## Aim of the exercise
Show every line that has the string "클릭하세요" in it.

== Stored rows

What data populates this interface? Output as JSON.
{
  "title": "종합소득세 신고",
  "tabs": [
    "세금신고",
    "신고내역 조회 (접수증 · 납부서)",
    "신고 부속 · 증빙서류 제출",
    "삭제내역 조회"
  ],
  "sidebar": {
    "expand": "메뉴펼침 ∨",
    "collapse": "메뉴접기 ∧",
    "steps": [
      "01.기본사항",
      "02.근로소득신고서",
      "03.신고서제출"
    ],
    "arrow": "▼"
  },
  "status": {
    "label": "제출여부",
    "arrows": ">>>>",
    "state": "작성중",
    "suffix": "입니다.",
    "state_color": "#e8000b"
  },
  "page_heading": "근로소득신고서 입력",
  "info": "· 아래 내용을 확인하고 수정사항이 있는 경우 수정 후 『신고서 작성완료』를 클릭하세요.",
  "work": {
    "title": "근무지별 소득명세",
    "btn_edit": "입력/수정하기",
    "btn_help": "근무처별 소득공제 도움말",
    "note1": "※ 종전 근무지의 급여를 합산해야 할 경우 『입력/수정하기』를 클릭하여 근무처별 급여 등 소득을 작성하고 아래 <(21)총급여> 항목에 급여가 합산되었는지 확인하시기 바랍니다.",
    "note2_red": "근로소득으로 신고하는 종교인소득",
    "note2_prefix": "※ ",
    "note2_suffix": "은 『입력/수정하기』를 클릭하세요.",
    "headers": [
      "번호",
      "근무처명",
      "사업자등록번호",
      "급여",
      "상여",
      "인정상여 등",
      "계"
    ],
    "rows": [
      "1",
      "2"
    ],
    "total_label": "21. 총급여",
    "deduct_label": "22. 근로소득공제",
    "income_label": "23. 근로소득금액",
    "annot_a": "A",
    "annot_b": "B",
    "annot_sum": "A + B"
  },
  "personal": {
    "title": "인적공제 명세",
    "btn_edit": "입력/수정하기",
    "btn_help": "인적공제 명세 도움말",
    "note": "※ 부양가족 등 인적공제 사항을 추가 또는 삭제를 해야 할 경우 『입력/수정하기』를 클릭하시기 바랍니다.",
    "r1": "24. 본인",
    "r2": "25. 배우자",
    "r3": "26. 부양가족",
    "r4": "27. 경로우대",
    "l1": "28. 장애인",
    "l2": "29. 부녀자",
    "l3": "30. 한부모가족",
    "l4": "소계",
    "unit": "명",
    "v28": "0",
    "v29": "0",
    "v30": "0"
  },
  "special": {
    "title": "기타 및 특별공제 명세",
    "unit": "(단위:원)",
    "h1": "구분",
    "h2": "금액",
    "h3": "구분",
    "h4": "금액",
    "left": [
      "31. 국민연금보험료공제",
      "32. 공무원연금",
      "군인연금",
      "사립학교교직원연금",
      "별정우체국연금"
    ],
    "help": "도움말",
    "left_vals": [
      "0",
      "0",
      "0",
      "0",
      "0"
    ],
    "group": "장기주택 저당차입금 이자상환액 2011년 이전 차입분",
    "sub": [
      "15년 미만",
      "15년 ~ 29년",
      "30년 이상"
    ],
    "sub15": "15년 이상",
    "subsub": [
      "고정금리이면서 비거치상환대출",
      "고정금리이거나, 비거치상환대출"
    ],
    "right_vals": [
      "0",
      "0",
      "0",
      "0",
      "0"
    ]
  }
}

====

## Answer to the task
  "info": "· 아래 내용을 확인하고 수정사항이 있는 경우 수정 후 『신고서 작성완료』를 클릭하세요.",
    "note2_suffix": "은 『입력/수정하기』를 클릭하세요.",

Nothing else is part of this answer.